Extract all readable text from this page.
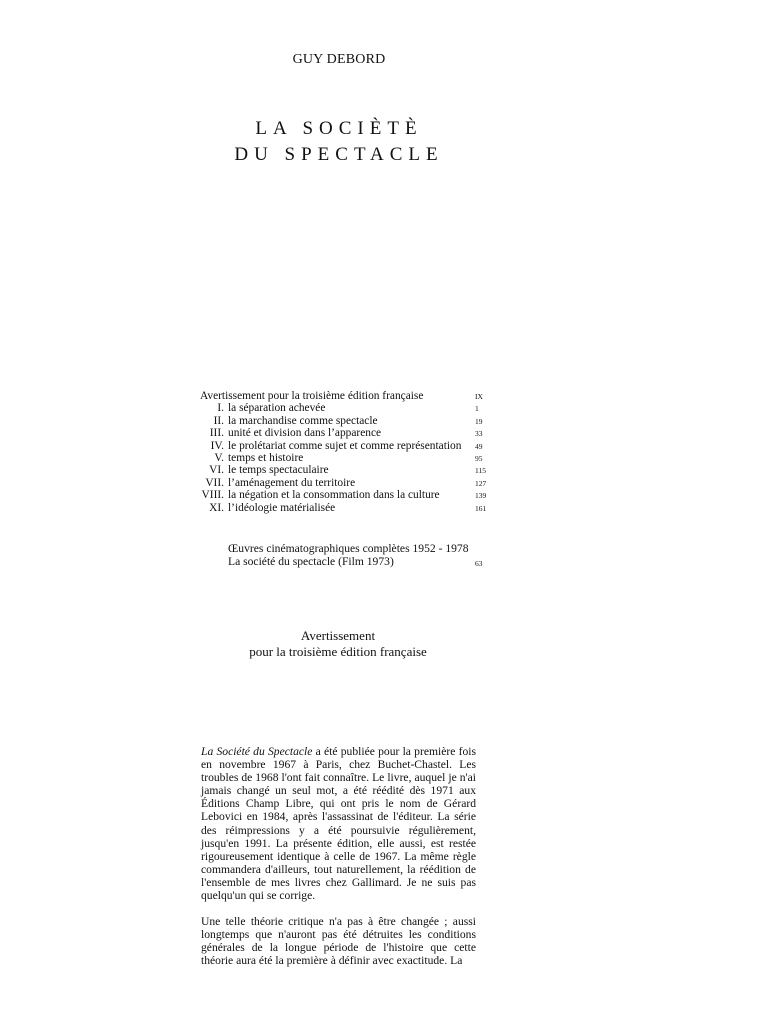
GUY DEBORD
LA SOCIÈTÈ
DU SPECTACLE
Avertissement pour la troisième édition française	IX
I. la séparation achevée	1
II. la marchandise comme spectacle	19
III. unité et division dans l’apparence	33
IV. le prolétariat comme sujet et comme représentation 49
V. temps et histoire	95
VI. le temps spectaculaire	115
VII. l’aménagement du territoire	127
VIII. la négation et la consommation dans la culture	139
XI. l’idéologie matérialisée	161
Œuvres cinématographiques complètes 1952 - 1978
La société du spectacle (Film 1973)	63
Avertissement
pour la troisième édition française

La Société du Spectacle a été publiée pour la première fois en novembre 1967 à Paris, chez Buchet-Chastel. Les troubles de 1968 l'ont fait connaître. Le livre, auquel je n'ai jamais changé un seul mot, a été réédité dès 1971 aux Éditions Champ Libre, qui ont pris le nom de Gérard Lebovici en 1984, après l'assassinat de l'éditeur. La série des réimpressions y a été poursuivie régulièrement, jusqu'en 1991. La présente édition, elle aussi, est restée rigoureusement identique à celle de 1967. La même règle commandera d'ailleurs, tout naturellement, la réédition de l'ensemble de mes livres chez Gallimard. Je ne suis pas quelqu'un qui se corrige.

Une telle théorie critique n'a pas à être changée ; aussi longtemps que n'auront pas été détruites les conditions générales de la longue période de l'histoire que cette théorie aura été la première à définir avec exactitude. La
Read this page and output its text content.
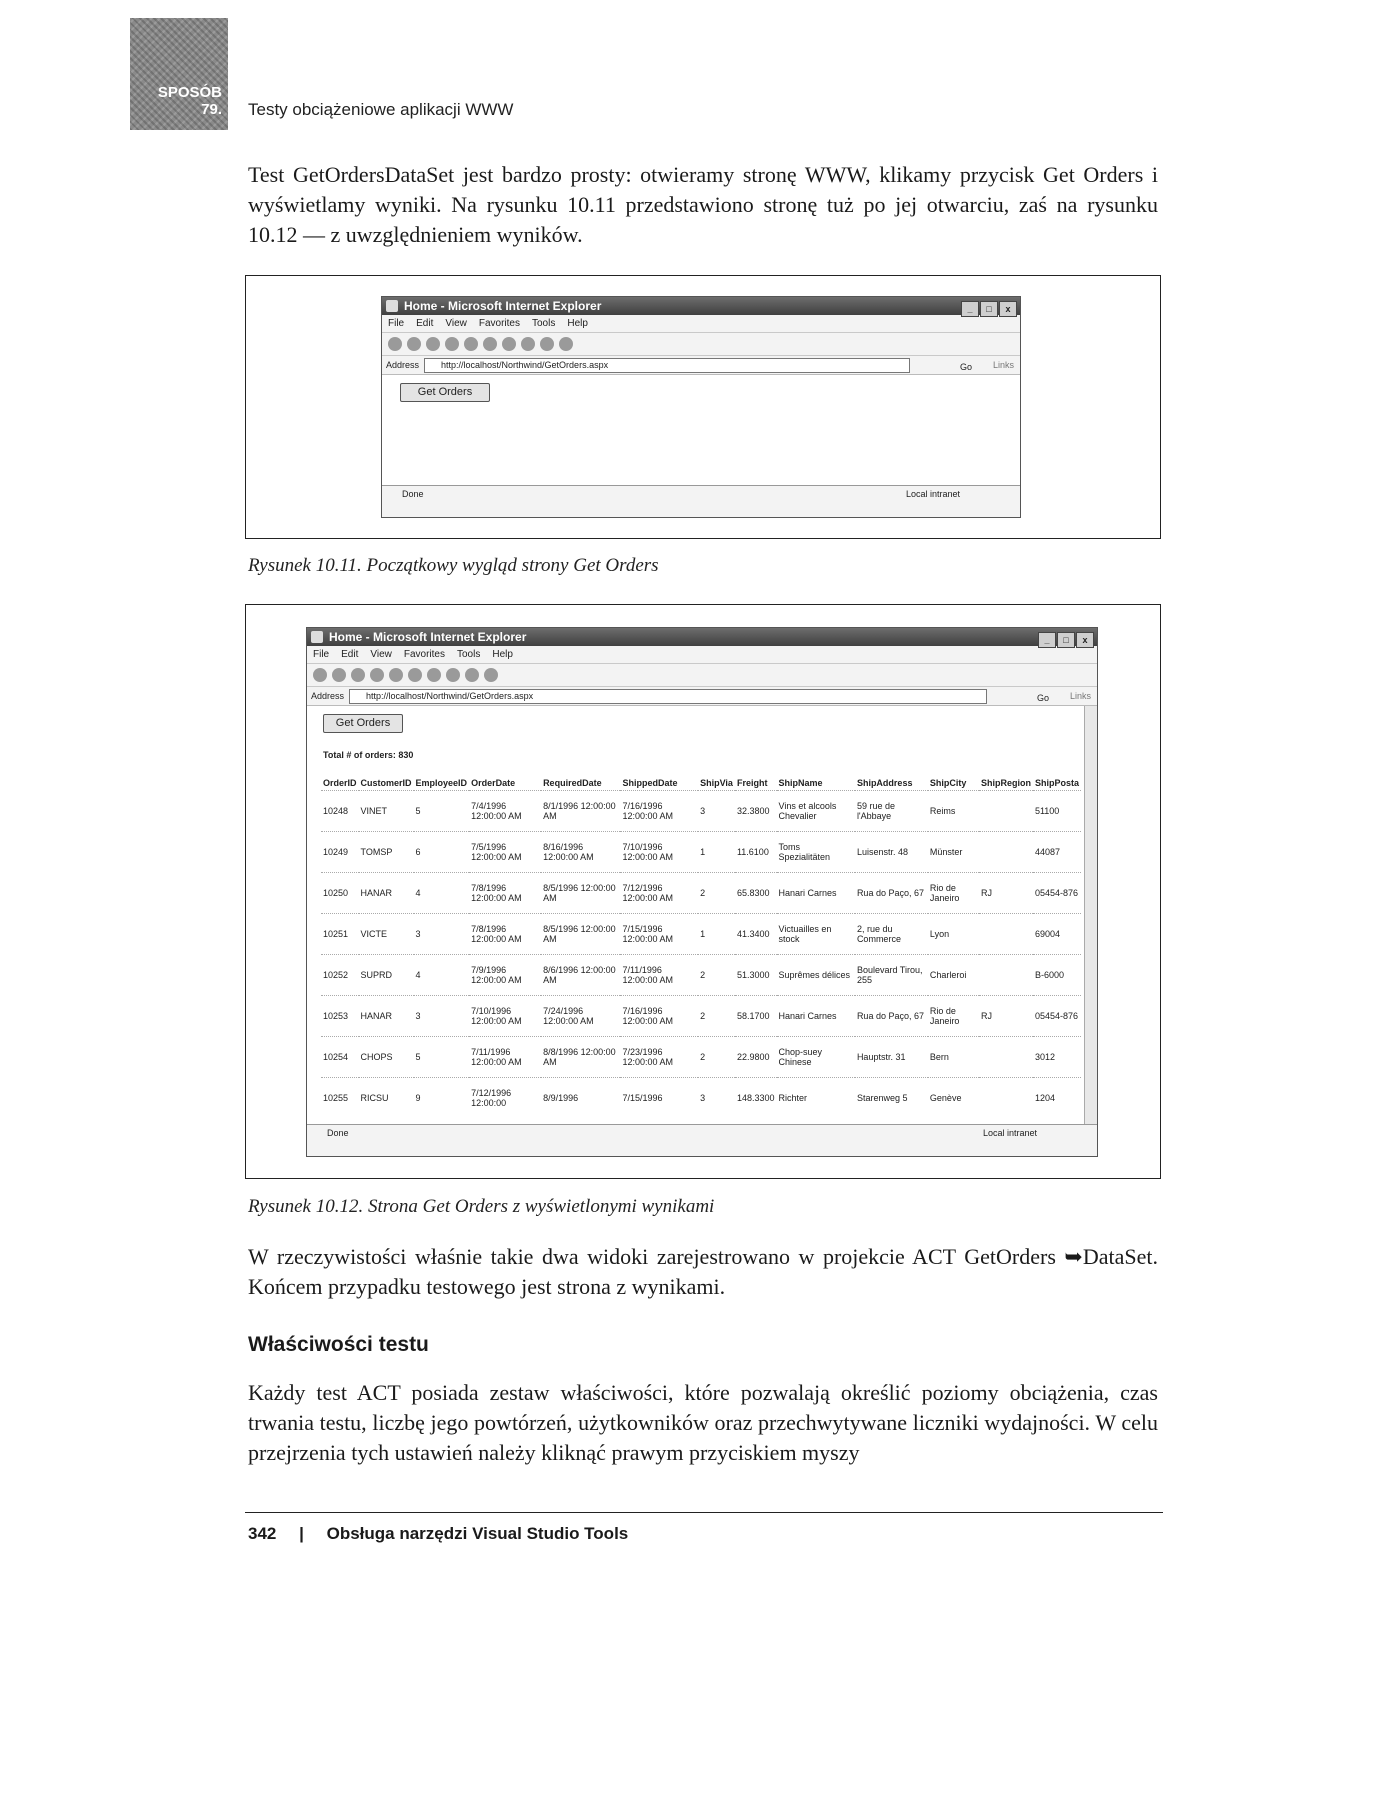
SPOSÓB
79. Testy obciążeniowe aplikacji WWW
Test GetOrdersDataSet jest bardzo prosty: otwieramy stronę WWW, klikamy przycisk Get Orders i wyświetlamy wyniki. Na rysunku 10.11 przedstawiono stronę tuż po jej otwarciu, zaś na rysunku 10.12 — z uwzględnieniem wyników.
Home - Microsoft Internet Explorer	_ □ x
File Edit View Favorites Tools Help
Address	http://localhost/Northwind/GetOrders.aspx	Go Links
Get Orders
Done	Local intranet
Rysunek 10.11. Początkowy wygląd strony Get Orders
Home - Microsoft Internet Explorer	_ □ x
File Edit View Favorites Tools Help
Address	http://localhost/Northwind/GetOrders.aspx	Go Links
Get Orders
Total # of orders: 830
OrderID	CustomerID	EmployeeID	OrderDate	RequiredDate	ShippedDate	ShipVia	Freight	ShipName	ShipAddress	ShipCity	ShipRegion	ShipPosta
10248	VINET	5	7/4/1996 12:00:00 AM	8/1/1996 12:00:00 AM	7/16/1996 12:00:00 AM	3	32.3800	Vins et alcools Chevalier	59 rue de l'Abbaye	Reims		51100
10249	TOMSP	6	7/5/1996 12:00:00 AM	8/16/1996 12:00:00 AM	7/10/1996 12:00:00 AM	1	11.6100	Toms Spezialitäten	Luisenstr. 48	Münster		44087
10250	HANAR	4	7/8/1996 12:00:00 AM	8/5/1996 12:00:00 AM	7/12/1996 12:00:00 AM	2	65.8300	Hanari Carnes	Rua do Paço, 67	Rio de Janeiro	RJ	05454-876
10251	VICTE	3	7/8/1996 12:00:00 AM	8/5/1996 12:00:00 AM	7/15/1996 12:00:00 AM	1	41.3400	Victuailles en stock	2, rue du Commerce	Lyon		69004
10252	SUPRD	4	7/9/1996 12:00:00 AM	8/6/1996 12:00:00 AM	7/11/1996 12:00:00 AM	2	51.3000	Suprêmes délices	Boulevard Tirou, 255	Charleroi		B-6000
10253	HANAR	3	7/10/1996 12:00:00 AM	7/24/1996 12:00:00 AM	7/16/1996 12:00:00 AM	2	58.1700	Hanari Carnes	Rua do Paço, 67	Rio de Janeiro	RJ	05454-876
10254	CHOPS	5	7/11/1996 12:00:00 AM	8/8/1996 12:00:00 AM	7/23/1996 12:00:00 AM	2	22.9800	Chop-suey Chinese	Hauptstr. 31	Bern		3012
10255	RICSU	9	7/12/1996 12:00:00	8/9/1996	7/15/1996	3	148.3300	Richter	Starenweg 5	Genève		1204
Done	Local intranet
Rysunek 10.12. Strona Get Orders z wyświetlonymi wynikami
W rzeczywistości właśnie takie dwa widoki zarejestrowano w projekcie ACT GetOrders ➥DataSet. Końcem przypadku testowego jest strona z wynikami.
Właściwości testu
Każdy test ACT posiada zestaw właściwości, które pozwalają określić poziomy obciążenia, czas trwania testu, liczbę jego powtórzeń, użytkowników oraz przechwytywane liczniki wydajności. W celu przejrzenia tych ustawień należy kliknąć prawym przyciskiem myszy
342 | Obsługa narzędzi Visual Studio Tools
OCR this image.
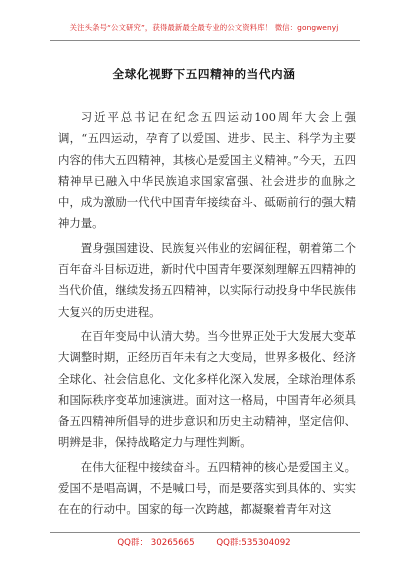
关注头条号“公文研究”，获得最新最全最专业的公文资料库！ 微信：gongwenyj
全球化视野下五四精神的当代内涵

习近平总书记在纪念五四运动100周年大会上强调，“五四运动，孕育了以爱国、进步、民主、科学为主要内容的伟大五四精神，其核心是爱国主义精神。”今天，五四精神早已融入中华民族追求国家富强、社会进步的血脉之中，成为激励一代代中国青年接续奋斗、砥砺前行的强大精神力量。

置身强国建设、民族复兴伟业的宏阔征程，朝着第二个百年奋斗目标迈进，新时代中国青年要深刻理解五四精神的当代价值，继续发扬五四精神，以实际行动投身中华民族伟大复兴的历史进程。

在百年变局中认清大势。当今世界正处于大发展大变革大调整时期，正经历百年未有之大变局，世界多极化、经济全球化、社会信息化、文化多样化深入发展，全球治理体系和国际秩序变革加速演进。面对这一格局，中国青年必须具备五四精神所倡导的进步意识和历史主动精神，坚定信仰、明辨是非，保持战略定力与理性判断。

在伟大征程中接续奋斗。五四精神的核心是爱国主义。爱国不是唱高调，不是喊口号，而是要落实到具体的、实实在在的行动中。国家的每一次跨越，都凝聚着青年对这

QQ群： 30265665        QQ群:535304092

**Problem description**
Every line of the data above should be quoted exactly. Omit the pictures.

**Correct answer**
Extract all readable text from this page.
GUY DEBORD
LA SOCIÈTÈ
DU SPECTACLE
Avertissement pour la troisième édition française	IX
I. la séparation achevée	1
II. la marchandise comme spectacle	19
III. unité et division dans l’apparence	33
IV. le prolétariat comme sujet et comme représentation 49
V. temps et histoire	95
VI. le temps spectaculaire	115
VII. l’aménagement du territoire	127
VIII. la négation et la consommation dans la culture	139
XI. l’idéologie matérialisée	161
Œuvres cinématographiques complètes 1952 - 1978
La société du spectacle (Film 1973)	63
Avertissement
pour la troisième édition française

La Société du Spectacle a été publiée pour la première fois en novembre 1967 à Paris, chez Buchet-Chastel. Les troubles de 1968 l'ont fait connaître. Le livre, auquel je n'ai jamais changé un seul mot, a été réédité dès 1971 aux Éditions Champ Libre, qui ont pris le nom de Gérard Lebovici en 1984, après l'assassinat de l'éditeur. La série des réimpressions y a été poursuivie régulièrement, jusqu'en 1991. La présente édition, elle aussi, est restée rigoureusement identique à celle de 1967. La même règle commandera d'ailleurs, tout naturellement, la réédition de l'ensemble de mes livres chez Gallimard. Je ne suis pas quelqu'un qui se corrige.

Une telle théorie critique n'a pas à être changée ; aussi longtemps que n'auront pas été détruites les conditions générales de la longue période de l'histoire que cette théorie aura été la première à définir avec exactitude. La
Read this page and output its text content.
SPOSÓB
79. Testy obciążeniowe aplikacji WWW
Test GetOrdersDataSet jest bardzo prosty: otwieramy stronę WWW, klikamy przycisk Get Orders i wyświetlamy wyniki. Na rysunku 10.11 przedstawiono stronę tuż po jej otwarciu, zaś na rysunku 10.12 — z uwzględnieniem wyników.
Home - Microsoft Internet Explorer	_ □ x
File Edit View Favorites Tools Help
Address	http://localhost/Northwind/GetOrders.aspx	Go Links
Get Orders
Done	Local intranet
Rysunek 10.11. Początkowy wygląd strony Get Orders
Home - Microsoft Internet Explorer	_ □ x
File Edit View Favorites Tools Help
Address	http://localhost/Northwind/GetOrders.aspx	Go Links
Get Orders
Total # of orders: 830
OrderID	CustomerID	EmployeeID	OrderDate	RequiredDate	ShippedDate	ShipVia	Freight	ShipName	ShipAddress	ShipCity	ShipRegion	ShipPosta
10248	VINET	5	7/4/1996 12:00:00 AM	8/1/1996 12:00:00 AM	7/16/1996 12:00:00 AM	3	32.3800	Vins et alcools Chevalier	59 rue de l'Abbaye	Reims		51100
10249	TOMSP	6	7/5/1996 12:00:00 AM	8/16/1996 12:00:00 AM	7/10/1996 12:00:00 AM	1	11.6100	Toms Spezialitäten	Luisenstr. 48	Münster		44087
10250	HANAR	4	7/8/1996 12:00:00 AM	8/5/1996 12:00:00 AM	7/12/1996 12:00:00 AM	2	65.8300	Hanari Carnes	Rua do Paço, 67	Rio de Janeiro	RJ	05454-876
10251	VICTE	3	7/8/1996 12:00:00 AM	8/5/1996 12:00:00 AM	7/15/1996 12:00:00 AM	1	41.3400	Victuailles en stock	2, rue du Commerce	Lyon		69004
10252	SUPRD	4	7/9/1996 12:00:00 AM	8/6/1996 12:00:00 AM	7/11/1996 12:00:00 AM	2	51.3000	Suprêmes délices	Boulevard Tirou, 255	Charleroi		B-6000
10253	HANAR	3	7/10/1996 12:00:00 AM	7/24/1996 12:00:00 AM	7/16/1996 12:00:00 AM	2	58.1700	Hanari Carnes	Rua do Paço, 67	Rio de Janeiro	RJ	05454-876
10254	CHOPS	5	7/11/1996 12:00:00 AM	8/8/1996 12:00:00 AM	7/23/1996 12:00:00 AM	2	22.9800	Chop-suey Chinese	Hauptstr. 31	Bern		3012
10255	RICSU	9	7/12/1996 12:00:00	8/9/1996	7/15/1996	3	148.3300	Richter	Starenweg 5	Genève		1204
Done	Local intranet
Rysunek 10.12. Strona Get Orders z wyświetlonymi wynikami
W rzeczywistości właśnie takie dwa widoki zarejestrowano w projekcie ACT GetOrders ➥DataSet. Końcem przypadku testowego jest strona z wynikami.
Właściwości testu
Każdy test ACT posiada zestaw właściwości, które pozwalają określić poziomy obciążenia, czas trwania testu, liczbę jego powtórzeń, użytkowników oraz przechwytywane liczniki wydajności. W celu przejrzenia tych ustawień należy kliknąć prawym przyciskiem myszy
342 | Obsługa narzędzi Visual Studio Tools
OCR this image.
关注头条号“公文研究”，获得最新最全最专业的公文资料库！ 微信：gongwenyj
全球化视野下五四精神的当代内涵

习近平总书记在纪念五四运动100周年大会上强调，“五四运动，孕育了以爱国、进步、民主、科学为主要内容的伟大五四精神，其核心是爱国主义精神。”今天，五四精神早已融入中华民族追求国家富强、社会进步的血脉之中，成为激励一代代中国青年接续奋斗、砥砺前行的强大精神力量。

置身强国建设、民族复兴伟业的宏阔征程，朝着第二个百年奋斗目标迈进，新时代中国青年要深刻理解五四精神的当代价值，继续发扬五四精神，以实际行动投身中华民族伟大复兴的历史进程。

在百年变局中认清大势。当今世界正处于大发展大变革大调整时期，正经历百年未有之大变局，世界多极化、经济全球化、社会信息化、文化多样化深入发展，全球治理体系和国际秩序变革加速演进。面对这一格局，中国青年必须具备五四精神所倡导的进步意识和历史主动精神，坚定信仰、明辨是非，保持战略定力与理性判断。

在伟大征程中接续奋斗。五四精神的核心是爱国主义。爱国不是唱高调，不是喊口号，而是要落实到具体的、实实在在的行动中。国家的每一次跨越，都凝聚着青年对这

QQ群： 30265665        QQ群:535304092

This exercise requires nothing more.